** Start of Records for the exercise **
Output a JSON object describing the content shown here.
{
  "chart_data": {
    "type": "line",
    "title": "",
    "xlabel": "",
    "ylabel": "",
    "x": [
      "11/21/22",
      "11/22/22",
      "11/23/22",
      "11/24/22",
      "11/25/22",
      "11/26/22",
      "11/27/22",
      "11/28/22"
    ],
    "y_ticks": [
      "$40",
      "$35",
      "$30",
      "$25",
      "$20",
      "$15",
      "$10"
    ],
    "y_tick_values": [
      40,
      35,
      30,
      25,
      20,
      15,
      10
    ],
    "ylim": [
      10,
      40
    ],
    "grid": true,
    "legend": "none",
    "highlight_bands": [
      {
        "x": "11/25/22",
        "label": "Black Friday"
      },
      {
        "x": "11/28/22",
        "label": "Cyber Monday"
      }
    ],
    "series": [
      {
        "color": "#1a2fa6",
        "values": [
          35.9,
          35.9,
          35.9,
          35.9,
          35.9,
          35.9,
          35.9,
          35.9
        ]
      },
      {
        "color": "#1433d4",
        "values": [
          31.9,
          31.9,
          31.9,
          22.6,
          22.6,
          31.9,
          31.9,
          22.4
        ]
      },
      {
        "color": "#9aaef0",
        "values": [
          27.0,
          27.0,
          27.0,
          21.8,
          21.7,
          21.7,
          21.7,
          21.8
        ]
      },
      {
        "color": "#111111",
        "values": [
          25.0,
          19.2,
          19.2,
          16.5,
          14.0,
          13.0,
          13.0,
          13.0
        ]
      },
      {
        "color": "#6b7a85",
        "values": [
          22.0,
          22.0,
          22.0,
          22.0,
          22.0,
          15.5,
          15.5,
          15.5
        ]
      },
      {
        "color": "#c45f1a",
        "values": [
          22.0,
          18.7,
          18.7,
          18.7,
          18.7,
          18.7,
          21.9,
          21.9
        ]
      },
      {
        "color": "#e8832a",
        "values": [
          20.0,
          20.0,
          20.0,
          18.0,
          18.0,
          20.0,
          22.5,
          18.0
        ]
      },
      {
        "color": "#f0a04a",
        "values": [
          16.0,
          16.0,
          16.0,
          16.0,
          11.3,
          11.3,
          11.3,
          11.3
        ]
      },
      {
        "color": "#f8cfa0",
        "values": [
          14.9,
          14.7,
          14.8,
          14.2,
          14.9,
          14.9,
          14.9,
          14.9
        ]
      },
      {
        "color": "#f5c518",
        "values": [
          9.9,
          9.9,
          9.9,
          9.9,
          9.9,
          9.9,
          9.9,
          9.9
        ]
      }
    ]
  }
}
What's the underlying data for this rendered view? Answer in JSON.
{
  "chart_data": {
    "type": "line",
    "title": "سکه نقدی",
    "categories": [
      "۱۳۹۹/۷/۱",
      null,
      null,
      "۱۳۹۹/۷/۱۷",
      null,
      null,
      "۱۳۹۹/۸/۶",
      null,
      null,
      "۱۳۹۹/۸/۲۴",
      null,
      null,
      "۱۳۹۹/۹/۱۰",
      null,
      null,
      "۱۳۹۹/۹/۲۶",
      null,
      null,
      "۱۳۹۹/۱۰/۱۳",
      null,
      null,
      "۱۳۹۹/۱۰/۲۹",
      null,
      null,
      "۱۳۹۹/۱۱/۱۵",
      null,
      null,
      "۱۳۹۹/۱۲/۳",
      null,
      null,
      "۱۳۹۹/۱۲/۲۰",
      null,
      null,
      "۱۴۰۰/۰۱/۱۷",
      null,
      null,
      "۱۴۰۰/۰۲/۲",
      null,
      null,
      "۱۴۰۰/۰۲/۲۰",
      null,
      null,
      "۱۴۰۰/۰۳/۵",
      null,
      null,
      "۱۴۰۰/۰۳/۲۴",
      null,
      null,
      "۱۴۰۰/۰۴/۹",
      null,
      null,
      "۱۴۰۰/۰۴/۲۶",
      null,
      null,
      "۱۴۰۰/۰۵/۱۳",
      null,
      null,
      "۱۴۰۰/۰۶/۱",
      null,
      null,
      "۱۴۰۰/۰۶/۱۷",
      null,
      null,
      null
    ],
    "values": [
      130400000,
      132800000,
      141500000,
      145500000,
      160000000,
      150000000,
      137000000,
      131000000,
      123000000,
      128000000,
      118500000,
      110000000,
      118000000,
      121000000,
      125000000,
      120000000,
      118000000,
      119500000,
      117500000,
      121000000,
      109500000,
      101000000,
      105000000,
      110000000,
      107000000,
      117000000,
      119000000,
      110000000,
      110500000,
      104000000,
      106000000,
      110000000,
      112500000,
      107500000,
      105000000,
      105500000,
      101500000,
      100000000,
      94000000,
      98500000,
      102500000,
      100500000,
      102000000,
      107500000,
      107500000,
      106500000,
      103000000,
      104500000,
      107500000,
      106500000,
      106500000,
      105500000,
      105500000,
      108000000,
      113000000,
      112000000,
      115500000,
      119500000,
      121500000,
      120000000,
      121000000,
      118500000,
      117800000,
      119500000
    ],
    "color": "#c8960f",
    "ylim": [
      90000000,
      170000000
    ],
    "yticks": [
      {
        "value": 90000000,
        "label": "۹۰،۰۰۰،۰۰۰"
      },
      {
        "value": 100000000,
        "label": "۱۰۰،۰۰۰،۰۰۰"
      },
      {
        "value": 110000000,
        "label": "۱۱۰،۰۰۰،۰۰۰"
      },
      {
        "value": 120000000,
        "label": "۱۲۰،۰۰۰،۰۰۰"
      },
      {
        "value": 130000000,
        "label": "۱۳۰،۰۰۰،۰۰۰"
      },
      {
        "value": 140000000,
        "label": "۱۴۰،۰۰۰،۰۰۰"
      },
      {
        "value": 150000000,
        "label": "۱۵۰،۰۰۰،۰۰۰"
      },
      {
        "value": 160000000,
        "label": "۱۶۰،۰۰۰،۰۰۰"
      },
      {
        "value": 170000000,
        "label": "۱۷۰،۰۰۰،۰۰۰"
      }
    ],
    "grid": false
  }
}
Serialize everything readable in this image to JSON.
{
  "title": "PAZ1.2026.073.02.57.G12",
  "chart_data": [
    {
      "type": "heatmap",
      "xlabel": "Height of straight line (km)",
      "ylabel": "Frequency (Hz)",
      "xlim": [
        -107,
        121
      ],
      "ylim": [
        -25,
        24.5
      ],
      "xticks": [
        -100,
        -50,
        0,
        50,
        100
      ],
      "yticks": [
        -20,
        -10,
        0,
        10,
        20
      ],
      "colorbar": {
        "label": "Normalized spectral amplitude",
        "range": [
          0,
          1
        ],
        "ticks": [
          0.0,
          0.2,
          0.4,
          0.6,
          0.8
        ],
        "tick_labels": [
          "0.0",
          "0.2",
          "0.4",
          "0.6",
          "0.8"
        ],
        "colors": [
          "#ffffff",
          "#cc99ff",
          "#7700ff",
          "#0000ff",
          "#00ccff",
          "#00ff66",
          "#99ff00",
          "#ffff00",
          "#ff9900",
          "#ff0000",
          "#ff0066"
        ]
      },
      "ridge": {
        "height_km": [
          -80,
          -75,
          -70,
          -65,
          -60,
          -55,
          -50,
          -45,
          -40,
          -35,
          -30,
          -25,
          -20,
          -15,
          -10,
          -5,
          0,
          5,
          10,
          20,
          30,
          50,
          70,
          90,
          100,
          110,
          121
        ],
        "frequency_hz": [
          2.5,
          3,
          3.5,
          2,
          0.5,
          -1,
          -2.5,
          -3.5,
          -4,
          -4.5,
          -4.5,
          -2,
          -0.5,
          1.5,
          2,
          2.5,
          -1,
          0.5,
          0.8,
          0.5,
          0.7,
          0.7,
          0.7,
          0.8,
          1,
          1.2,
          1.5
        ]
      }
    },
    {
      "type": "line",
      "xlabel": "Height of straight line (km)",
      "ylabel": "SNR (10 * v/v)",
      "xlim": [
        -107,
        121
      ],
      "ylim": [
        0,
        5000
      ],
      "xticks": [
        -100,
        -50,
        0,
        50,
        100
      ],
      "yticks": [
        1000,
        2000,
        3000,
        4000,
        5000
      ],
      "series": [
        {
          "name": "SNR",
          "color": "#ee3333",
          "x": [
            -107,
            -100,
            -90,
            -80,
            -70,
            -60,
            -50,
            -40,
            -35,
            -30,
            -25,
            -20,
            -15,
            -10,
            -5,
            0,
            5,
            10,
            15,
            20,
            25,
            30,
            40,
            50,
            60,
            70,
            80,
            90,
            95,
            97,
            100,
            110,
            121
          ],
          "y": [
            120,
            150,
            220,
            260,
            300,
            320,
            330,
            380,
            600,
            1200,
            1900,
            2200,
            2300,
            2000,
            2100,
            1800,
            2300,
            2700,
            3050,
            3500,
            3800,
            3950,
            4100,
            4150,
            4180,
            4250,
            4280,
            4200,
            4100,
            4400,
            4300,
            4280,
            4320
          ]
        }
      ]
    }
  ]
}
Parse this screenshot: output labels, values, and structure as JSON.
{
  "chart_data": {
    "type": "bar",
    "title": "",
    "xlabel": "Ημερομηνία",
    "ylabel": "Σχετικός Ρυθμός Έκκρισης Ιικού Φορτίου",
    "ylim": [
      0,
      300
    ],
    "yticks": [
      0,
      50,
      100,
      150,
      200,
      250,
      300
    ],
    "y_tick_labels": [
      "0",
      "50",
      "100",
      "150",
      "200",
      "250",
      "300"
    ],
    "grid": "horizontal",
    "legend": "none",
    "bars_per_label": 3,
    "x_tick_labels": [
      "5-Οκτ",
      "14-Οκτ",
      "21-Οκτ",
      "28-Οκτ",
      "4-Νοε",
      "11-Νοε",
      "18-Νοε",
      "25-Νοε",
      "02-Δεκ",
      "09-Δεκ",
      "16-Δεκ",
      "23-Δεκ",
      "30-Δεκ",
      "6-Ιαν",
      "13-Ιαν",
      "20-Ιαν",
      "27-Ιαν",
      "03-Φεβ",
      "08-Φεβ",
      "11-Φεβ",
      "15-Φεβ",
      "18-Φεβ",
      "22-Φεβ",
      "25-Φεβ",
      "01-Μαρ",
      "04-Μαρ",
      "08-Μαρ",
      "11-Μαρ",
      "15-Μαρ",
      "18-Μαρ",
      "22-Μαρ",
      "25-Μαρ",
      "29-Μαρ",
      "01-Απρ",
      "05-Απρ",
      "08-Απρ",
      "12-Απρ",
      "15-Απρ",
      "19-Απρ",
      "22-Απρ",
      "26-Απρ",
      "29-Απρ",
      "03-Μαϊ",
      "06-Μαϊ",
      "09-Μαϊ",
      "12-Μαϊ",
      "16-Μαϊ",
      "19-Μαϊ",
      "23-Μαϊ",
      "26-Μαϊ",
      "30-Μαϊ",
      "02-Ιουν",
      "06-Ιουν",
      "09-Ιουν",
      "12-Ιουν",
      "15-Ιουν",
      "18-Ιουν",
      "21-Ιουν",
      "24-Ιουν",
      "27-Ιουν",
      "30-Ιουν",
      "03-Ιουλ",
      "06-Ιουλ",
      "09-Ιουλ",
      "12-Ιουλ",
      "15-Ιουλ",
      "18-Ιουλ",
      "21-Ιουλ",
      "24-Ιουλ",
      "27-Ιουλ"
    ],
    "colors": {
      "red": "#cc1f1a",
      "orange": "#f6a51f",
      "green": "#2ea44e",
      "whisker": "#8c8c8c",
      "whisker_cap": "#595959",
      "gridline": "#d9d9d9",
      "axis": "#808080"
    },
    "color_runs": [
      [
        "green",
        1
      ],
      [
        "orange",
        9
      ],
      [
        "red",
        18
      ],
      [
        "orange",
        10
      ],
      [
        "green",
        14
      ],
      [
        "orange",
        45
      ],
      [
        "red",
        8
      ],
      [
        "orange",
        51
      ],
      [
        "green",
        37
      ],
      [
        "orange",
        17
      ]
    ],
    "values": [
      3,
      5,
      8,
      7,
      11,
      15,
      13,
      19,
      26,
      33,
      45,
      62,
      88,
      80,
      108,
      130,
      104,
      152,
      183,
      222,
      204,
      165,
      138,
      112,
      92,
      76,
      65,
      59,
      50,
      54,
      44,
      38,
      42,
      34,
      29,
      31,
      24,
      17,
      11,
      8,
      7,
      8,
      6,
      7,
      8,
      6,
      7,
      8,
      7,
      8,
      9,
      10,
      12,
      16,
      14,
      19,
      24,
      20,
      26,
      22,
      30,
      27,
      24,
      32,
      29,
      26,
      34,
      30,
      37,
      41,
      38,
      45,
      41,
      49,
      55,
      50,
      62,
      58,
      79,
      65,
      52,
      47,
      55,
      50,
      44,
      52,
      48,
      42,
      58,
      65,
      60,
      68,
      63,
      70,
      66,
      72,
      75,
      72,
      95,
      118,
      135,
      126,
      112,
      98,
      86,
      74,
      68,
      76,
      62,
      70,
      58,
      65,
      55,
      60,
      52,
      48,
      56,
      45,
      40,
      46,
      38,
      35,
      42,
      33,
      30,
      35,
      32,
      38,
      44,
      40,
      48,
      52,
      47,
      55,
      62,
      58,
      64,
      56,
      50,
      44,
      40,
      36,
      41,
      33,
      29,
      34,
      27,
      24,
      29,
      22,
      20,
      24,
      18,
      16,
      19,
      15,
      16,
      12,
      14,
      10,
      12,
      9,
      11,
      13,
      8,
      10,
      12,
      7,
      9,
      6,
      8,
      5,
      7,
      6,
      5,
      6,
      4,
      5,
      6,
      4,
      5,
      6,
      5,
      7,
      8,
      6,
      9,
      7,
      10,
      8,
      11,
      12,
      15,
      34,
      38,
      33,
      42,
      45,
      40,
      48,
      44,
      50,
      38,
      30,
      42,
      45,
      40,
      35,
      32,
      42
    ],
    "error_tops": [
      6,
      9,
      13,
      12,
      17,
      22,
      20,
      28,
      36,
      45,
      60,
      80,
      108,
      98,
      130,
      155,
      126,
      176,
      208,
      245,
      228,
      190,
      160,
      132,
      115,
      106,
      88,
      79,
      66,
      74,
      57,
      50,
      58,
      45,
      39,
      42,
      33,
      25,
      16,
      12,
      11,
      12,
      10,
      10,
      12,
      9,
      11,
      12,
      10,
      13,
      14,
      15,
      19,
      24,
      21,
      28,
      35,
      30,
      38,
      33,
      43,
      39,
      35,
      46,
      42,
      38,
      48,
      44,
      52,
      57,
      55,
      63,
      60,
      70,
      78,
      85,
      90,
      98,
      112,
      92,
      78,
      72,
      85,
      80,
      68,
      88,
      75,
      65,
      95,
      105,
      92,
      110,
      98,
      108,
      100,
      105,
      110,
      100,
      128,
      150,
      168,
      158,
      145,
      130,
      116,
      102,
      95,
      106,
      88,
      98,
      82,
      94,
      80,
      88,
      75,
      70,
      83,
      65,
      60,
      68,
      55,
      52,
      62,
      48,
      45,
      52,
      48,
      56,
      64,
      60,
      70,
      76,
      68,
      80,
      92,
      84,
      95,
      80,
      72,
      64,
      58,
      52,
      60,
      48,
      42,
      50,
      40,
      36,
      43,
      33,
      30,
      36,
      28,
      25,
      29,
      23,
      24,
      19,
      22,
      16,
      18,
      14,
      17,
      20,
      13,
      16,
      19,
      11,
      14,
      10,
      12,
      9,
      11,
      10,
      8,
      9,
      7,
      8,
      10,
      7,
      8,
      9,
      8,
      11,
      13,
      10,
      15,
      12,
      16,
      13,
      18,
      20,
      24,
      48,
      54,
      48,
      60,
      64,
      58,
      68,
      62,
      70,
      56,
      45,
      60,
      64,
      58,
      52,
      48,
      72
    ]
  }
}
** End of Records for the exercise **
_Task directions_. Where a line above contains the string "Ιουλ", copy that line.

_Problem solution_.
      "03-Ιουλ",
      "06-Ιουλ",
      "09-Ιουλ",
      "12-Ιουλ",
      "15-Ιουλ",
      "18-Ιουλ",
      "21-Ιουλ",
      "24-Ιουλ",
      "27-Ιουλ"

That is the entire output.